Exercise goal: Would you return the complete listing below word for word?

** START OF Provided data **

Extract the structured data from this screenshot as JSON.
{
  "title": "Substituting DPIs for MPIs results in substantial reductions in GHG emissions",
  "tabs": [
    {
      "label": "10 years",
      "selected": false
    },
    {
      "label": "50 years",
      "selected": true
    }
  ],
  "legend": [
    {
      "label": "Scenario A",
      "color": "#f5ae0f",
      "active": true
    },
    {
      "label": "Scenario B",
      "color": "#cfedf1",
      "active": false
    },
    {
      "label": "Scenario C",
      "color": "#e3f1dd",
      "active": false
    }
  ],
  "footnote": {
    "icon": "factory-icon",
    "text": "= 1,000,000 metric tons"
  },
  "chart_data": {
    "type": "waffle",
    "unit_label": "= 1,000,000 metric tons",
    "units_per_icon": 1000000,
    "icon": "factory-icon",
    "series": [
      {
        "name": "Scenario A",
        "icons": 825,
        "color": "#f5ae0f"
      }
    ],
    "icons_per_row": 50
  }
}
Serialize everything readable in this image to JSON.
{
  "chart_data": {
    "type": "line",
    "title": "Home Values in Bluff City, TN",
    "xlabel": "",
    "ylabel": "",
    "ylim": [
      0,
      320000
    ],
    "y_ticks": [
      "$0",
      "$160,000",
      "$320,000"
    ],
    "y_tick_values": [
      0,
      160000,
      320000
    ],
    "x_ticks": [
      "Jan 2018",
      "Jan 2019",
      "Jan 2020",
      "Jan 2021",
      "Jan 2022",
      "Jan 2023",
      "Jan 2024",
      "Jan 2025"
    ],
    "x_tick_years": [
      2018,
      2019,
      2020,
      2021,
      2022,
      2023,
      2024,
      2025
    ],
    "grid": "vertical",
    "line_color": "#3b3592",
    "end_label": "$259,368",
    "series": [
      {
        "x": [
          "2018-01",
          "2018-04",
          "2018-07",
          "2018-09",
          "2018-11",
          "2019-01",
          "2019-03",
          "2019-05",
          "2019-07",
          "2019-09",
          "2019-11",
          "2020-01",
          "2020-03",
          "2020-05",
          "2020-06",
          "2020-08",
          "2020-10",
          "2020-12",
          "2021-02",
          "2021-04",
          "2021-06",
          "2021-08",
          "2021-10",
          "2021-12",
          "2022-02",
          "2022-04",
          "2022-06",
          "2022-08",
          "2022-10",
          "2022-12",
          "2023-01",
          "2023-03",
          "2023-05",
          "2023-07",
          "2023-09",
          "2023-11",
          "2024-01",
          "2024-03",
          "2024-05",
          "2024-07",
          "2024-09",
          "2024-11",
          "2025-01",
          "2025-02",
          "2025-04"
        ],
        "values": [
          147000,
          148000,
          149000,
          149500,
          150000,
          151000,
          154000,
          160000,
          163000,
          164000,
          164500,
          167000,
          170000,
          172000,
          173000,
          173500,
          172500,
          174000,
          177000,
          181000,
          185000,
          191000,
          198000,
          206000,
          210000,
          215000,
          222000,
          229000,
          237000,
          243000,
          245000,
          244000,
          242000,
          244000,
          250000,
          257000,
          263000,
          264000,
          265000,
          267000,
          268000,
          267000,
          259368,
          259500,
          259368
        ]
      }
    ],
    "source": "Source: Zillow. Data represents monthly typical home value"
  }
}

** END OF Provided data **

Response for this exercise:
Extract the structured data from this screenshot as JSON.
{
  "title": "Substituting DPIs for MPIs results in substantial reductions in GHG emissions",
  "tabs": [
    {
      "label": "10 years",
      "selected": false
    },
    {
      "label": "50 years",
      "selected": true
    }
  ],
  "legend": [
    {
      "label": "Scenario A",
      "color": "#f5ae0f",
      "active": true
    },
    {
      "label": "Scenario B",
      "color": "#cfedf1",
      "active": false
    },
    {
      "label": "Scenario C",
      "color": "#e3f1dd",
      "active": false
    }
  ],
  "footnote": {
    "icon": "factory-icon",
    "text": "= 1,000,000 metric tons"
  },
  "chart_data": {
    "type": "waffle",
    "unit_label": "= 1,000,000 metric tons",
    "units_per_icon": 1000000,
    "icon": "factory-icon",
    "series": [
      {
        "name": "Scenario A",
        "icons": 825,
        "color": "#f5ae0f"
      }
    ],
    "icons_per_row": 50
  }
}
Serialize everything readable in this image to JSON.
{
  "chart_data": {
    "type": "line",
    "title": "Home Values in Bluff City, TN",
    "xlabel": "",
    "ylabel": "",
    "ylim": [
      0,
      320000
    ],
    "y_ticks": [
      "$0",
      "$160,000",
      "$320,000"
    ],
    "y_tick_values": [
      0,
      160000,
      320000
    ],
    "x_ticks": [
      "Jan 2018",
      "Jan 2019",
      "Jan 2020",
      "Jan 2021",
      "Jan 2022",
      "Jan 2023",
      "Jan 2024",
      "Jan 2025"
    ],
    "x_tick_years": [
      2018,
      2019,
      2020,
      2021,
      2022,
      2023,
      2024,
      2025
    ],
    "grid": "vertical",
    "line_color": "#3b3592",
    "end_label": "$259,368",
    "series": [
      {
        "x": [
          "2018-01",
          "2018-04",
          "2018-07",
          "2018-09",
          "2018-11",
          "2019-01",
          "2019-03",
          "2019-05",
          "2019-07",
          "2019-09",
          "2019-11",
          "2020-01",
          "2020-03",
          "2020-05",
          "2020-06",
          "2020-08",
          "2020-10",
          "2020-12",
          "2021-02",
          "2021-04",
          "2021-06",
          "2021-08",
          "2021-10",
          "2021-12",
          "2022-02",
          "2022-04",
          "2022-06",
          "2022-08",
          "2022-10",
          "2022-12",
          "2023-01",
          "2023-03",
          "2023-05",
          "2023-07",
          "2023-09",
          "2023-11",
          "2024-01",
          "2024-03",
          "2024-05",
          "2024-07",
          "2024-09",
          "2024-11",
          "2025-01",
          "2025-02",
          "2025-04"
        ],
        "values": [
          147000,
          148000,
          149000,
          149500,
          150000,
          151000,
          154000,
          160000,
          163000,
          164000,
          164500,
          167000,
          170000,
          172000,
          173000,
          173500,
          172500,
          174000,
          177000,
          181000,
          185000,
          191000,
          198000,
          206000,
          210000,
          215000,
          222000,
          229000,
          237000,
          243000,
          245000,
          244000,
          242000,
          244000,
          250000,
          257000,
          263000,
          264000,
          265000,
          267000,
          268000,
          267000,
          259368,
          259500,
          259368
        ]
      }
    ],
    "source": "Source: Zillow. Data represents monthly typical home value"
  }
}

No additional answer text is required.